▶ **AIM OF THE EXERCISE**
Select the lines of the records containing the word "check" and list them.

▶ **DATA ENTRIES**
# # # # # # #

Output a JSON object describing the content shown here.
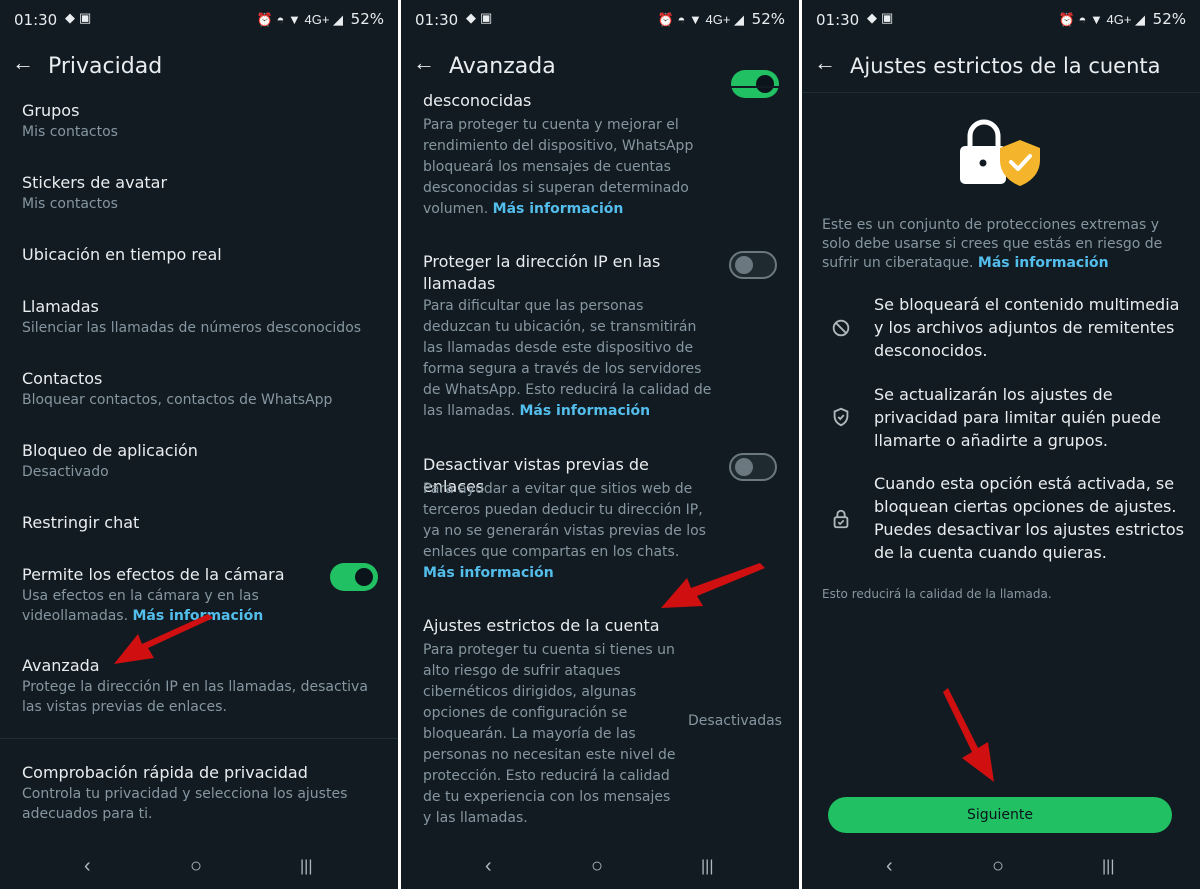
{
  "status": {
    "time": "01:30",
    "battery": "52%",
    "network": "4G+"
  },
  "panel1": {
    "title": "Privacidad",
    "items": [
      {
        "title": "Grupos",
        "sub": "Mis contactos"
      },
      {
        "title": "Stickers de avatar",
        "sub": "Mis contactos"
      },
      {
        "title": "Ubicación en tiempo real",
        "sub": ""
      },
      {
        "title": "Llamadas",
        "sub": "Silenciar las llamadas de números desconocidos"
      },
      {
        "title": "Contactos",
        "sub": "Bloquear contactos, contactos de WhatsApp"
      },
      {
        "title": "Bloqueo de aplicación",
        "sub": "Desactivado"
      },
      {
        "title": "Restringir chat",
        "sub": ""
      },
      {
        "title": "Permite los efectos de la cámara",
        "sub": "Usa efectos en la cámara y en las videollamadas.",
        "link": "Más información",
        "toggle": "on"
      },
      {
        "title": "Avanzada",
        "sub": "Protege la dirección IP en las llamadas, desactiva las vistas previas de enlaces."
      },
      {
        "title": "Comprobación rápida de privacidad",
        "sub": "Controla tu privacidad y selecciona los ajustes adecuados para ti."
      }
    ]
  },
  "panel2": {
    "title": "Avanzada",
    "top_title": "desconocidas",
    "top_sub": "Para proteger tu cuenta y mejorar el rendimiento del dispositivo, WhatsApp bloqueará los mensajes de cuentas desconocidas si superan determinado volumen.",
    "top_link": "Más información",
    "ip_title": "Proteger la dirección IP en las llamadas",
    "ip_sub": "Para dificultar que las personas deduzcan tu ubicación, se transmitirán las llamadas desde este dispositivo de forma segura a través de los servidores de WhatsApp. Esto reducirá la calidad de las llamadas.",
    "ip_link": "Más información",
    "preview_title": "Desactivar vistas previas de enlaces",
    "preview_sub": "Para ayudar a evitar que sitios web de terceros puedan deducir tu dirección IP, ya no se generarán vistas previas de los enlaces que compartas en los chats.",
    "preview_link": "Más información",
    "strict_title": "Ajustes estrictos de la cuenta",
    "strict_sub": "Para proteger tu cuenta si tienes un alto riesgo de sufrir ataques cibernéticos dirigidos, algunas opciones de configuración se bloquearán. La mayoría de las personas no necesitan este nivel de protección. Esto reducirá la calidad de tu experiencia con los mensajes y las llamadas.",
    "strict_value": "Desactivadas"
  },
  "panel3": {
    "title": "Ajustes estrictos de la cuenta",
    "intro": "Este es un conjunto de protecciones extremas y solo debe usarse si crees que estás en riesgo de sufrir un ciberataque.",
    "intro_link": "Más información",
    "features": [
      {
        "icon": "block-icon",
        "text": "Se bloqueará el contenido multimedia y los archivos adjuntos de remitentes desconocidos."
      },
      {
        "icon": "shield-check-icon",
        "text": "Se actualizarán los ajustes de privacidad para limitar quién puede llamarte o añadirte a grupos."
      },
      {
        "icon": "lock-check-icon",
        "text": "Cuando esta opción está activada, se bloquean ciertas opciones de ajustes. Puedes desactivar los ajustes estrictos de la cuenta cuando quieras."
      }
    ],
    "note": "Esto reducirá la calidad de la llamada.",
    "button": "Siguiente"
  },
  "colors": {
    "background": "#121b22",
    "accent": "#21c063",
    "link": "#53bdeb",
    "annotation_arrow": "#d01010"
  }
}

# # # # # # #

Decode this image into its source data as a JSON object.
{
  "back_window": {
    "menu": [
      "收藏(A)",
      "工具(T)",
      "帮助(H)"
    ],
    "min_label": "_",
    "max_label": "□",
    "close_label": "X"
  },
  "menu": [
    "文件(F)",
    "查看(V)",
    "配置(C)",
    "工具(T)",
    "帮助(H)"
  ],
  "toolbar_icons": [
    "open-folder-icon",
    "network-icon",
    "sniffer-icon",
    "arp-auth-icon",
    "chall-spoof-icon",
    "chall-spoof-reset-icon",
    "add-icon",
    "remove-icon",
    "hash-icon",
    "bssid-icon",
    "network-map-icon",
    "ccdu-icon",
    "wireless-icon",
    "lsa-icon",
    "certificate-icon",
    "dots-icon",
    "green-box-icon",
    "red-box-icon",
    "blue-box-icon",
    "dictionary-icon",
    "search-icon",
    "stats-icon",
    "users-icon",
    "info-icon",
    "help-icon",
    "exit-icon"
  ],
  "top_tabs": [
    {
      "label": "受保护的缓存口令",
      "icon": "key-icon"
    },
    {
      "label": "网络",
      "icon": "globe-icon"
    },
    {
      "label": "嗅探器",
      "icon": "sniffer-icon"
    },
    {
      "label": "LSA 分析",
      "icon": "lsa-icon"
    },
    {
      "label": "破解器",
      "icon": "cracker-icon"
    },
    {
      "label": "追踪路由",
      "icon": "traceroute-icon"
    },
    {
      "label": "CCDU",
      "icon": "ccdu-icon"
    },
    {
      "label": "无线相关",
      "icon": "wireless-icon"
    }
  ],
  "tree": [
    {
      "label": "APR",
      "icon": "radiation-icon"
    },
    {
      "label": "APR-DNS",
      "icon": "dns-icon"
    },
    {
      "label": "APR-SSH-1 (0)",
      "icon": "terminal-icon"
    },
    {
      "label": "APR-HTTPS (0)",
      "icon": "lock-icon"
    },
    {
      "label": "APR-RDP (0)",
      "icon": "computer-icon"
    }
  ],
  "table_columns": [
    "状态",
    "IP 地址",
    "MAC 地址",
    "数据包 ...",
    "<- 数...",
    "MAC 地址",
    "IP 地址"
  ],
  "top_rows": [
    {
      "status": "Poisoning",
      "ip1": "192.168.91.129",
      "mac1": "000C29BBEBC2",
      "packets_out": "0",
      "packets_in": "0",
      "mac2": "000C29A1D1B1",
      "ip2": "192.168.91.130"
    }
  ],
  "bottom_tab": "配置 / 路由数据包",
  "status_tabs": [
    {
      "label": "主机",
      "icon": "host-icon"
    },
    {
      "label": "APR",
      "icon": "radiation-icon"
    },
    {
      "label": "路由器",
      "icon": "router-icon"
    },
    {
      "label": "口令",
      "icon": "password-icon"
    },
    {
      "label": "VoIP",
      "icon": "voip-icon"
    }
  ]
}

# # # # # # #

▶ **TASK SOLUTION**
        "icon": "shield-check-icon",
        "icon": "lock-check-icon",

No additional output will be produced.